— WHAT IS NEEDED —
Render into Spanish this sentence from the passage on Alisol A and atherosclerosis below: "Mendelian randomization analysis confirmed that atherosclerosis is a significant risk factor for vascular dementia."

### PASSAGE FOR REVIEW ###

Mendelian randomization analysis confirmed that atherosclerosis is a significant risk factor for vascular dementia. Combined lipid metabolomics revealed that differential metabolites were significantly enriched in the AMPK signaling pathway and autophagy pathways. Analysis of GEO datasets showed that NAMPT expression was most markedly altered in atherosclerosis patient samples (P < 0.01). To validate the mechanism, we performed molecular docking, molecular dynamics simulation, and surface plasmon resonance assays, demonstrating that Alisol A binds stably to NAMPT by forming hydrogen bonds and hydrophobic contacts at Gln 305 and Tyr 188, with a binding affinity of KD = 65.1 μM. In vivo, Alisol A treatment significantly upregulated p-AMPKα, NAMPT, SIRT1, and PGC-1α expression, increased NAD⁺ levels, reduced acetyl-lysine modifications, and activated the AMPK/NAMPT/SIRT1 axis. In HT22 cells exposed to Aβ_25-35 plus cholesterol complex and in primary neurons treated with ox-LDL, Alisol A reversed suppression of the AMPK/NAMPT/SIRT1 axis and NAD⁺ depletion, confirming its positive regulation of cellular energy homeostasis and antioxidant defense. NAMPT plays a critical role in cellular energy homeostasis and mitophagy by regulating NAD⁺ biosynthesis and SIRT1 activity [122-124]. AMPK serves as an energy sensor that initiates metabolic responses, while NAMPT functions as the rate-limiting enzyme in NAD⁺ regeneration, providing essential metabolic support for AMPK-dependent activation of SIRT1 [125-127]. Together, these findings indicate that Alisol A activates AMPK/NAMPT/SIRT1 signaling and elevates NAD⁺ levels, providing a potential target and molecular basis for intervening in AS related VCI.

### RECORDS SHOWN ###

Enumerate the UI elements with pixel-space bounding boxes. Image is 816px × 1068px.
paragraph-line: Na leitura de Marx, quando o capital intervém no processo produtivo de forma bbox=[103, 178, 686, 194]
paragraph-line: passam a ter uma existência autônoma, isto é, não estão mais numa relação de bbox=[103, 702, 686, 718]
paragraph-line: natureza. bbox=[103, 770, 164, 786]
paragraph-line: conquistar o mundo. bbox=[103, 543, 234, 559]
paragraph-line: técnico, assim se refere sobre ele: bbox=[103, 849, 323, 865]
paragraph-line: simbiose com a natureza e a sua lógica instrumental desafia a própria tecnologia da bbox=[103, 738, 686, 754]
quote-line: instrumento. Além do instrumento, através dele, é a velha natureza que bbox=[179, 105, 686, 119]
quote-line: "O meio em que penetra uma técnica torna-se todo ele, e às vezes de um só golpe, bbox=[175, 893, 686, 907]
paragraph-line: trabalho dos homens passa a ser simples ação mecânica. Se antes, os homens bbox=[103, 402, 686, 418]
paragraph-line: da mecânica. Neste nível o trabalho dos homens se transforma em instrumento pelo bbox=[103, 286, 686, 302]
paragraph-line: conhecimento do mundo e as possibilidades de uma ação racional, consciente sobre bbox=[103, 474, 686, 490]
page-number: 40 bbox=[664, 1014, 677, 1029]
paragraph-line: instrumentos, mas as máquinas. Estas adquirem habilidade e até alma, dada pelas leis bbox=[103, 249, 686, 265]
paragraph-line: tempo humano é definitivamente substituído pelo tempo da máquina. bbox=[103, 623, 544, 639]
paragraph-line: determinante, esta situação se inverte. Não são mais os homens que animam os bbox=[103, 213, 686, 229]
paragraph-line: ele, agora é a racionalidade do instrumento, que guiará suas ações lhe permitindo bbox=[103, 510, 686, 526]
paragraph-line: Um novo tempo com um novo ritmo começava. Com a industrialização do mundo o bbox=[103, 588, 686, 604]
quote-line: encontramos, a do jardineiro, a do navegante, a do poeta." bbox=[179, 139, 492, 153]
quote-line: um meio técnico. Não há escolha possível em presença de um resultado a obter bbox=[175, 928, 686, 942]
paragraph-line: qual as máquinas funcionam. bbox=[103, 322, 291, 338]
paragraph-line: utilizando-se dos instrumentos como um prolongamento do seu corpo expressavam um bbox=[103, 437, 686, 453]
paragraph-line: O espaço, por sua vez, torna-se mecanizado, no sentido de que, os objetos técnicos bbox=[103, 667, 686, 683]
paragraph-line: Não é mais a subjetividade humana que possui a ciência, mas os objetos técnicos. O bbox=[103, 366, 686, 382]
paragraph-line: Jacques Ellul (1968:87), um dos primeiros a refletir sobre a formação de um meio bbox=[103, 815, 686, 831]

###

— ANSWER FOR THIS EXERCISE —
El análisis de aleatorización mendeliana confirmó que la aterosclerosis es un factor de riesgo significativo para la demencia vascular.